## WHAT YOU NEED TO DO
Without the pictures, reproduce the records that follow exactly.

↓

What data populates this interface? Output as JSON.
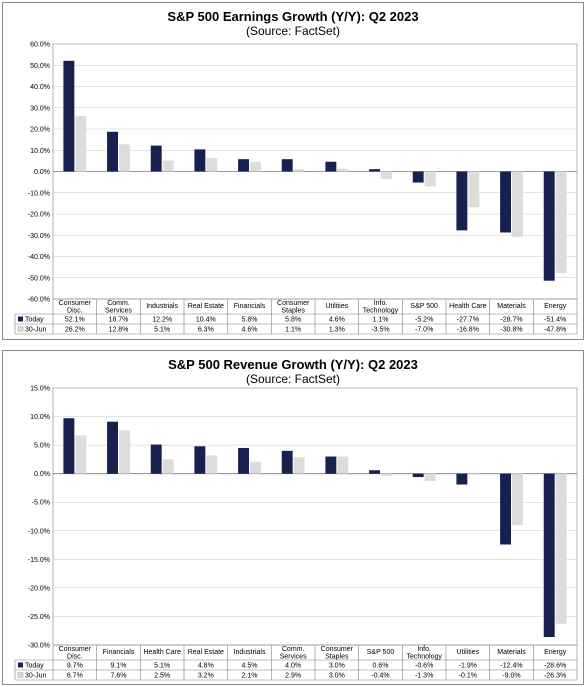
{
  "charts": [
    {
      "id": "earnings",
      "title": "S&P 500 Earnings Growth (Y/Y): Q2 2023",
      "subtitle": "(Source: FactSet)"
    },
    {
      "id": "revenue",
      "title": "S&P 500 Revenue Growth (Y/Y): Q2 2023",
      "subtitle": "(Source: FactSet)"
    }
  ],
  "colors": {
    "today": "#17214f",
    "jun30": "#dcdcdc",
    "grid": "#c8c8c8",
    "axis": "#808080"
  },
  "chart_data": [
    {
      "type": "bar",
      "title": "S&P 500 Earnings Growth (Y/Y): Q2 2023",
      "subtitle": "(Source: FactSet)",
      "categories": [
        "Consumer|Disc.",
        "Comm.|Services",
        "Industrials",
        "Real Estate",
        "Financials",
        "Consumer|Staples",
        "Utilities",
        "Info.|Technology",
        "S&P 500",
        "Health Care",
        "Materials",
        "Energy"
      ],
      "series": [
        {
          "name": "Today",
          "values": [
            52.1,
            18.7,
            12.2,
            10.4,
            5.8,
            5.8,
            4.6,
            1.1,
            -5.2,
            -27.7,
            -28.7,
            -51.4
          ],
          "labels": [
            "52.1%",
            "18.7%",
            "12.2%",
            "10.4%",
            "5.8%",
            "5.8%",
            "4.6%",
            "1.1%",
            "-5.2%",
            "-27.7%",
            "-28.7%",
            "-51.4%"
          ]
        },
        {
          "name": "30-Jun",
          "values": [
            26.2,
            12.8,
            5.1,
            6.3,
            4.6,
            1.1,
            1.3,
            -3.5,
            -7.0,
            -16.8,
            -30.8,
            -47.8
          ],
          "labels": [
            "26.2%",
            "12.8%",
            "5.1%",
            "6.3%",
            "4.6%",
            "1.1%",
            "1.3%",
            "-3.5%",
            "-7.0%",
            "-16.8%",
            "-30.8%",
            "-47.8%"
          ]
        }
      ],
      "ylim": [
        -60,
        60
      ],
      "ytick_step": 10,
      "ytick_decimals": 1,
      "grid": true,
      "legend": "data-table"
    },
    {
      "type": "bar",
      "title": "S&P 500 Revenue Growth (Y/Y): Q2 2023",
      "subtitle": "(Source: FactSet)",
      "categories": [
        "Consumer|Disc.",
        "Financials",
        "Health Care",
        "Real Estate",
        "Industrials",
        "Comm.|Services",
        "Consumer|Staples",
        "S&P 500",
        "Info.|Technology",
        "Utilities",
        "Materials",
        "Energy"
      ],
      "series": [
        {
          "name": "Today",
          "values": [
            9.7,
            9.1,
            5.1,
            4.8,
            4.5,
            4.0,
            3.0,
            0.6,
            -0.6,
            -1.9,
            -12.4,
            -28.6
          ],
          "labels": [
            "9.7%",
            "9.1%",
            "5.1%",
            "4.8%",
            "4.5%",
            "4.0%",
            "3.0%",
            "0.6%",
            "-0.6%",
            "-1.9%",
            "-12.4%",
            "-28.6%"
          ]
        },
        {
          "name": "30-Jun",
          "values": [
            6.7,
            7.6,
            2.5,
            3.2,
            2.1,
            2.9,
            3.0,
            -0.4,
            -1.3,
            -0.1,
            -9.0,
            -26.3
          ],
          "labels": [
            "6.7%",
            "7.6%",
            "2.5%",
            "3.2%",
            "2.1%",
            "2.9%",
            "3.0%",
            "-0.4%",
            "-1.3%",
            "-0.1%",
            "-9.0%",
            "-26.3%"
          ]
        }
      ],
      "ylim": [
        -30,
        15
      ],
      "ytick_step": 5,
      "ytick_decimals": 1,
      "grid": true,
      "legend": "data-table"
    }
  ]
}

↑

## EXPECTED OUTPUT
What data populates this interface? Output as JSON.
{
  "charts": [
    {
      "id": "earnings",
      "title": "S&P 500 Earnings Growth (Y/Y): Q2 2023",
      "subtitle": "(Source: FactSet)"
    },
    {
      "id": "revenue",
      "title": "S&P 500 Revenue Growth (Y/Y): Q2 2023",
      "subtitle": "(Source: FactSet)"
    }
  ],
  "colors": {
    "today": "#17214f",
    "jun30": "#dcdcdc",
    "grid": "#c8c8c8",
    "axis": "#808080"
  },
  "chart_data": [
    {
      "type": "bar",
      "title": "S&P 500 Earnings Growth (Y/Y): Q2 2023",
      "subtitle": "(Source: FactSet)",
      "categories": [
        "Consumer|Disc.",
        "Comm.|Services",
        "Industrials",
        "Real Estate",
        "Financials",
        "Consumer|Staples",
        "Utilities",
        "Info.|Technology",
        "S&P 500",
        "Health Care",
        "Materials",
        "Energy"
      ],
      "series": [
        {
          "name": "Today",
          "values": [
            52.1,
            18.7,
            12.2,
            10.4,
            5.8,
            5.8,
            4.6,
            1.1,
            -5.2,
            -27.7,
            -28.7,
            -51.4
          ],
          "labels": [
            "52.1%",
            "18.7%",
            "12.2%",
            "10.4%",
            "5.8%",
            "5.8%",
            "4.6%",
            "1.1%",
            "-5.2%",
            "-27.7%",
            "-28.7%",
            "-51.4%"
          ]
        },
        {
          "name": "30-Jun",
          "values": [
            26.2,
            12.8,
            5.1,
            6.3,
            4.6,
            1.1,
            1.3,
            -3.5,
            -7.0,
            -16.8,
            -30.8,
            -47.8
          ],
          "labels": [
            "26.2%",
            "12.8%",
            "5.1%",
            "6.3%",
            "4.6%",
            "1.1%",
            "1.3%",
            "-3.5%",
            "-7.0%",
            "-16.8%",
            "-30.8%",
            "-47.8%"
          ]
        }
      ],
      "ylim": [
        -60,
        60
      ],
      "ytick_step": 10,
      "ytick_decimals": 1,
      "grid": true,
      "legend": "data-table"
    },
    {
      "type": "bar",
      "title": "S&P 500 Revenue Growth (Y/Y): Q2 2023",
      "subtitle": "(Source: FactSet)",
      "categories": [
        "Consumer|Disc.",
        "Financials",
        "Health Care",
        "Real Estate",
        "Industrials",
        "Comm.|Services",
        "Consumer|Staples",
        "S&P 500",
        "Info.|Technology",
        "Utilities",
        "Materials",
        "Energy"
      ],
      "series": [
        {
          "name": "Today",
          "values": [
            9.7,
            9.1,
            5.1,
            4.8,
            4.5,
            4.0,
            3.0,
            0.6,
            -0.6,
            -1.9,
            -12.4,
            -28.6
          ],
          "labels": [
            "9.7%",
            "9.1%",
            "5.1%",
            "4.8%",
            "4.5%",
            "4.0%",
            "3.0%",
            "0.6%",
            "-0.6%",
            "-1.9%",
            "-12.4%",
            "-28.6%"
          ]
        },
        {
          "name": "30-Jun",
          "values": [
            6.7,
            7.6,
            2.5,
            3.2,
            2.1,
            2.9,
            3.0,
            -0.4,
            -1.3,
            -0.1,
            -9.0,
            -26.3
          ],
          "labels": [
            "6.7%",
            "7.6%",
            "2.5%",
            "3.2%",
            "2.1%",
            "2.9%",
            "3.0%",
            "-0.4%",
            "-1.3%",
            "-0.1%",
            "-9.0%",
            "-26.3%"
          ]
        }
      ],
      "ylim": [
        -30,
        15
      ],
      "ytick_step": 5,
      "ytick_decimals": 1,
      "grid": true,
      "legend": "data-table"
    }
  ]
}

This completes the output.